Stored data entries
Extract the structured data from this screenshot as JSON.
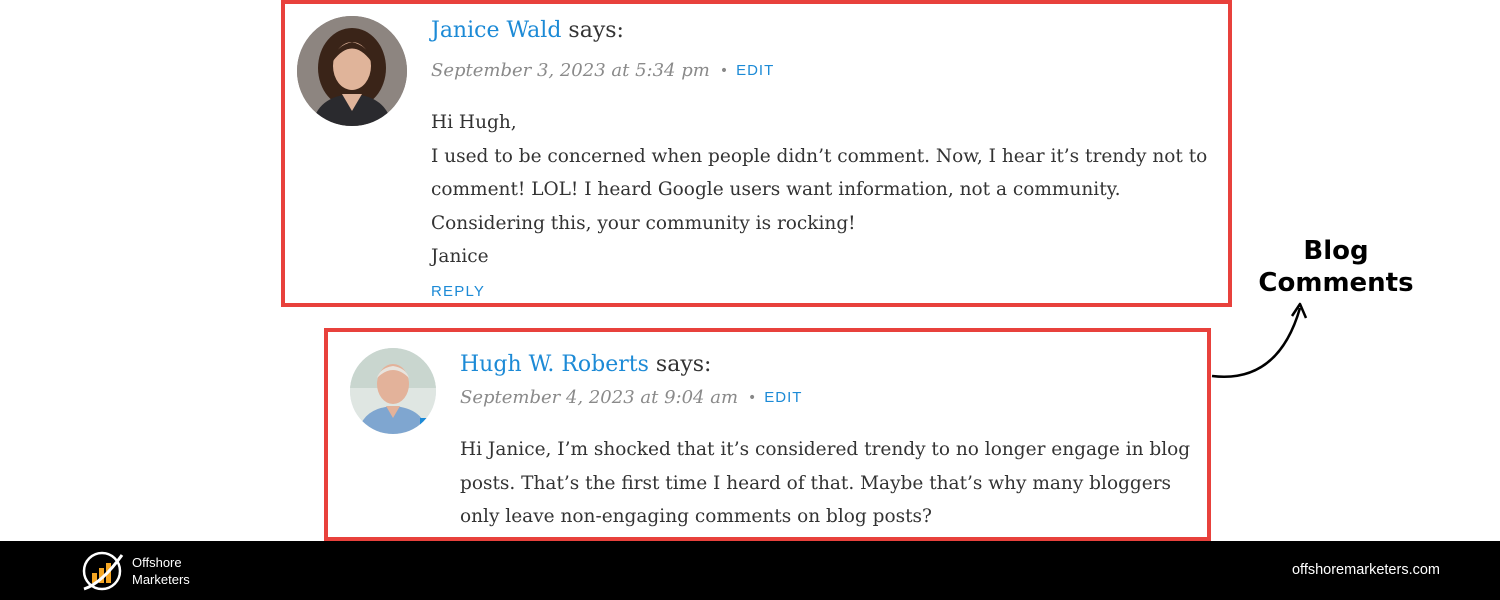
{
  "comments": [
    {
      "author": "Janice Wald",
      "says": " says:",
      "date": "September 3, 2023 at 5:34 pm",
      "edit_label": "EDIT",
      "paragraphs": [
        "Hi Hugh,",
        "I used to be concerned when people didn’t comment. Now, I hear it’s trendy not to comment! LOL! I heard Google users want information, not a community. Considering this, your community is rocking!",
        "Janice"
      ],
      "reply_label": "REPLY"
    },
    {
      "author": "Hugh W. Roberts",
      "says": " says:",
      "date": "September 4, 2023 at 9:04 am",
      "edit_label": "EDIT",
      "paragraphs": [
        "Hi Janice, I’m shocked that it’s considered trendy to no longer engage in blog posts. That’s the first time I heard of that. Maybe that’s why many bloggers only leave non-engaging comments on blog posts?"
      ]
    }
  ],
  "callout": {
    "line1": "Blog",
    "line2": "Comments"
  },
  "footer": {
    "logo_line1": "Offshore",
    "logo_line2": "Marketers",
    "site_url": "offshoremarketers.com"
  },
  "colors": {
    "highlight_border": "#e8413c",
    "link_blue": "#1c8ad6",
    "footer_bg": "#000000"
  }
}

Problem to solve:
Omit every image. Quote each record exactly.

Solution for this problem:
Extract the structured data from this screenshot as JSON.
{
  "comments": [
    {
      "author": "Janice Wald",
      "says": " says:",
      "date": "September 3, 2023 at 5:34 pm",
      "edit_label": "EDIT",
      "paragraphs": [
        "Hi Hugh,",
        "I used to be concerned when people didn’t comment. Now, I hear it’s trendy not to comment! LOL! I heard Google users want information, not a community. Considering this, your community is rocking!",
        "Janice"
      ],
      "reply_label": "REPLY"
    },
    {
      "author": "Hugh W. Roberts",
      "says": " says:",
      "date": "September 4, 2023 at 9:04 am",
      "edit_label": "EDIT",
      "paragraphs": [
        "Hi Janice, I’m shocked that it’s considered trendy to no longer engage in blog posts. That’s the first time I heard of that. Maybe that’s why many bloggers only leave non-engaging comments on blog posts?"
      ]
    }
  ],
  "callout": {
    "line1": "Blog",
    "line2": "Comments"
  },
  "footer": {
    "logo_line1": "Offshore",
    "logo_line2": "Marketers",
    "site_url": "offshoremarketers.com"
  },
  "colors": {
    "highlight_border": "#e8413c",
    "link_blue": "#1c8ad6",
    "footer_bg": "#000000"
  }
}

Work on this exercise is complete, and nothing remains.